Lockhart's latest, titled Commonwealth (Kegedonce Press), meditates on the history of the Lenape (a first-nation to which he is a member) and their migrations throughout the American Midwest before and after colonial powers took root on Turtle Island. The lines of these poems capture the language of the natural world, and pathways through it such as rivers, highways, and buffalo traces. They speak to the fluidity of time and space throughout history, and the stories that the Lenape collected and shared as they connected with the land that they migrated through.

These are stories of home, freedom, and dreams. And they are stories of alienation, capture, and the stark reality of a changing world. All shared in a lyrical meditation that is as deep as it is clear.

Today we have a special excerpt from Commonwealth to share with our dedicated readers. Read on to delve further into this exciting new work.

 

An Excerpt from Commonwealth, by D.A. Lockhart

Union Pacific North to Lake Forest

I am to be collected at Ravenswood

then

north from here,

through to where 

the water is said

to be sweetest,

the forests thick

like manicured

edges of parade

grounds. 

 

And the rail lines

draw on to the horizon,

maybe east,

perhaps west,

the city is a compass

unto itself. 

Commonwealth by D.A. Lockhart

Commonwealth by D.A. Lockhart

The way north, 

our way north

and the Union Pacific North

runs both ways hourly.

 

Indeed, the sun is more golden

and the brick stone station

clean like a suburban Kroger. 

 

And when it arrives, the crush 

    the heat

                the crush

  chases the starlings, 

but not the pigeons.

 

Cars of bruised aluminum call back

    unpeopled to automats

and the yellowed, thick-windowed

world slides past. Samples of middle-

American prosperity, tastes of chain

stores in craftsman storefronts. 

  and the trees

  and the cars

  and the arms 

with red light

clatter, tumble

dry past the windows, 

blur into stations

 

with names like forests

 

Winnetka, 

Hubbard Woods, 

Ravina, 

Highwood,

 

Lake Forest. 

D.A. Lockhart

D.A. Lockhart

 

An elevated train

through Sandburg’s dream upon

fragrant grasses

and verdant forests

and soft sand shores

beyond.

Entries in the collection
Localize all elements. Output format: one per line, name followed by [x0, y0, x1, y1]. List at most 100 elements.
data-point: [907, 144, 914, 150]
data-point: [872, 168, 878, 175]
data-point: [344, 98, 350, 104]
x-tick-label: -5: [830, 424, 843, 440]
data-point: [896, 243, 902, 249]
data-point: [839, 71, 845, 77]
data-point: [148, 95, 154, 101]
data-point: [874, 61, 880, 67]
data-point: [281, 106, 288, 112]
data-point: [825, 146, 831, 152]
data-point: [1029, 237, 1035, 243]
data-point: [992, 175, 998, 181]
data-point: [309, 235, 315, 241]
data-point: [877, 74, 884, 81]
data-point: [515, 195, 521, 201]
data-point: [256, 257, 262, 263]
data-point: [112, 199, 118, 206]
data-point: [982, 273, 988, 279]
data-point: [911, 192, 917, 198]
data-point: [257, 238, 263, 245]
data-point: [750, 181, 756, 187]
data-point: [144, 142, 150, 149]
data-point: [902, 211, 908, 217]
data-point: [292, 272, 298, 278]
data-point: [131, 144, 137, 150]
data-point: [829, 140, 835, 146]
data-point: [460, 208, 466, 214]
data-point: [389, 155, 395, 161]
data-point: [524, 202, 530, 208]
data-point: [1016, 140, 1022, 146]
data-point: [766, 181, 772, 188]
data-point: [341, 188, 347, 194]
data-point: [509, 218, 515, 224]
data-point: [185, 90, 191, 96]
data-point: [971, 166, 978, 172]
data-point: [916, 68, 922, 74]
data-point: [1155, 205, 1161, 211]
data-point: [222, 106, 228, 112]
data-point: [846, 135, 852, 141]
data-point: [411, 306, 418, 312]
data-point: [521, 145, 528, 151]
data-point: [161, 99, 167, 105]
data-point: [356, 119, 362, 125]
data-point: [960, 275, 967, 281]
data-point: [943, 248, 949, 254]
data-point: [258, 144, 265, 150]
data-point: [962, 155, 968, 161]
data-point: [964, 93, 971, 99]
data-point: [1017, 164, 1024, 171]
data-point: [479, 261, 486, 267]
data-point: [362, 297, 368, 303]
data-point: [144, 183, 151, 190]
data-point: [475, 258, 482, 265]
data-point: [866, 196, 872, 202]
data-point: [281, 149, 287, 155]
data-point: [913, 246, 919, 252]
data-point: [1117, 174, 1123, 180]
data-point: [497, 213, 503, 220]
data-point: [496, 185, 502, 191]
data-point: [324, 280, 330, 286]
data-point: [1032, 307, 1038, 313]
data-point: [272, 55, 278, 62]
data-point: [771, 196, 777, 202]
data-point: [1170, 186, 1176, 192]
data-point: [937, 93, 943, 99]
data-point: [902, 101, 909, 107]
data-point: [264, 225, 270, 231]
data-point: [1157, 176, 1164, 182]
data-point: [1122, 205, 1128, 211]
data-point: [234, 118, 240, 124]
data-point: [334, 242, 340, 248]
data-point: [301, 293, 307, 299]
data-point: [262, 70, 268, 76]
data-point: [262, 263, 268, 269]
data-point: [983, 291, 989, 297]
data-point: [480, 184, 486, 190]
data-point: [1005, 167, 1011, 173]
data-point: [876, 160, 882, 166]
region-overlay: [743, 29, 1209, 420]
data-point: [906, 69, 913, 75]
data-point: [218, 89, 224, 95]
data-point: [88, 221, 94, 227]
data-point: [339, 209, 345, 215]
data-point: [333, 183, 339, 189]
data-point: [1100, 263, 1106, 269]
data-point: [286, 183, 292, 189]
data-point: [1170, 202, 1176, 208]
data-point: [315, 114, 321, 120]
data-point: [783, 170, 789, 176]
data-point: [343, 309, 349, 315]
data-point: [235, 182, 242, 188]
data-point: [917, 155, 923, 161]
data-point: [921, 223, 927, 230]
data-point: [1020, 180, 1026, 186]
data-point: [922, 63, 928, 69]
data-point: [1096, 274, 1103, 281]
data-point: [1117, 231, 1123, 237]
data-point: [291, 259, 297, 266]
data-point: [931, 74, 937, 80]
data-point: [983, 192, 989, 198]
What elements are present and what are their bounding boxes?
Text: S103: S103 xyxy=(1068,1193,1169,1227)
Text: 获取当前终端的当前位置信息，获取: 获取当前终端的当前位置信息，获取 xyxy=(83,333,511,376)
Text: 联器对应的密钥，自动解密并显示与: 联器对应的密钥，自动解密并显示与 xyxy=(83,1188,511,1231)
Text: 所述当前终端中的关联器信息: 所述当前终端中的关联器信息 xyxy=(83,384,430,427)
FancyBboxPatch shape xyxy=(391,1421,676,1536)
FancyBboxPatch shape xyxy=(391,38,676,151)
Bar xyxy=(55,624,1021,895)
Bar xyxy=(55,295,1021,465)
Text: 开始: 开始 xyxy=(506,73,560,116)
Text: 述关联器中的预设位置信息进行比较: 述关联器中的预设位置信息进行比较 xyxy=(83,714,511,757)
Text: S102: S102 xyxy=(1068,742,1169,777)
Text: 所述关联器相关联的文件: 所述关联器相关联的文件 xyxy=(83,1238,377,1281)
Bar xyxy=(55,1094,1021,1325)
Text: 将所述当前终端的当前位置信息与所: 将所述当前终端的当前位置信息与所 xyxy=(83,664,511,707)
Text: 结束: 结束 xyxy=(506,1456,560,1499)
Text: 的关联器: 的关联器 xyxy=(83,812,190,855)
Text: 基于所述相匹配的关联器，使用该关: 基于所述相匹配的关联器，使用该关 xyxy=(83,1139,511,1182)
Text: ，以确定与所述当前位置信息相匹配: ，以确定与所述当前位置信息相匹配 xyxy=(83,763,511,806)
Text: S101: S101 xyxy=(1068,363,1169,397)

==

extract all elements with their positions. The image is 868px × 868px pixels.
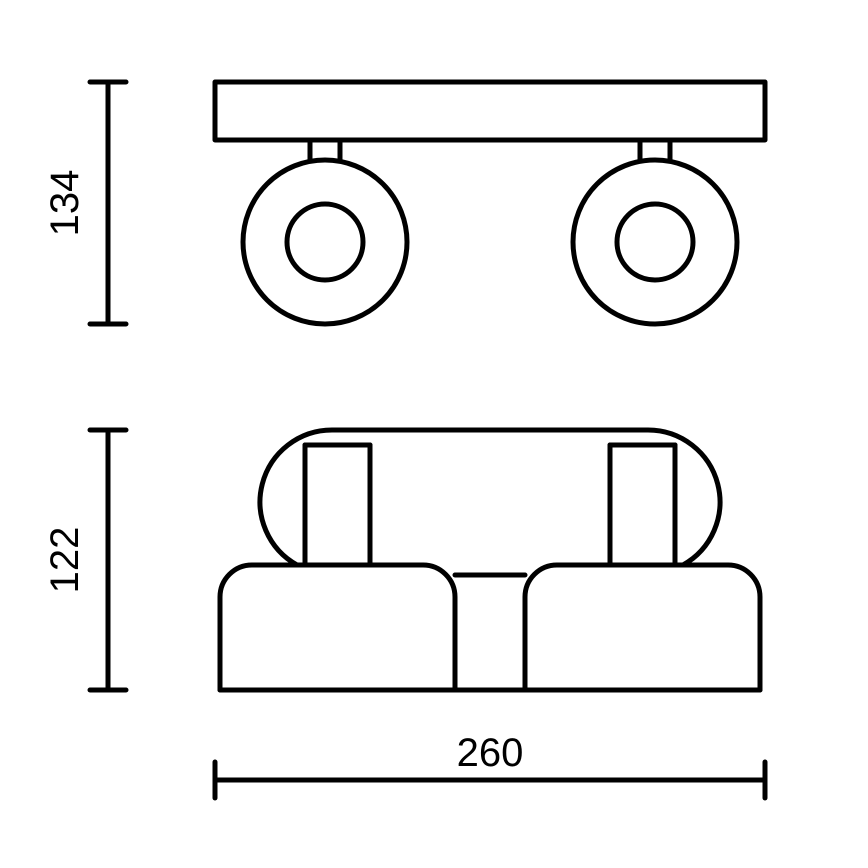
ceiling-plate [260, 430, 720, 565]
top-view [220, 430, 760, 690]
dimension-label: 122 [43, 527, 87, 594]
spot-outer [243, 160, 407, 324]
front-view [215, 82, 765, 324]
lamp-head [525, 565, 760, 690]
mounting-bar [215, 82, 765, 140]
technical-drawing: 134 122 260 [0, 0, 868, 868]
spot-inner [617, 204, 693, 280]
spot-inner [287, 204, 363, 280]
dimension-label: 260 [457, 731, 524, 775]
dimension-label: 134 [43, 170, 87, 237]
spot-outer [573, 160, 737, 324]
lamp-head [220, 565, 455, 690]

What to do: Reproduce the Commonwealth excerpt between "unpeopled to automats" and "in craftsman storefronts.", inclusive. The data bear no relation to the Commonwealth excerpt.

Worked solution:
unpeopled to automats

and the yellowed, thick-windowed

world slides past. Samples of middle-

American prosperity, tastes of chain

stores in craftsman storefronts.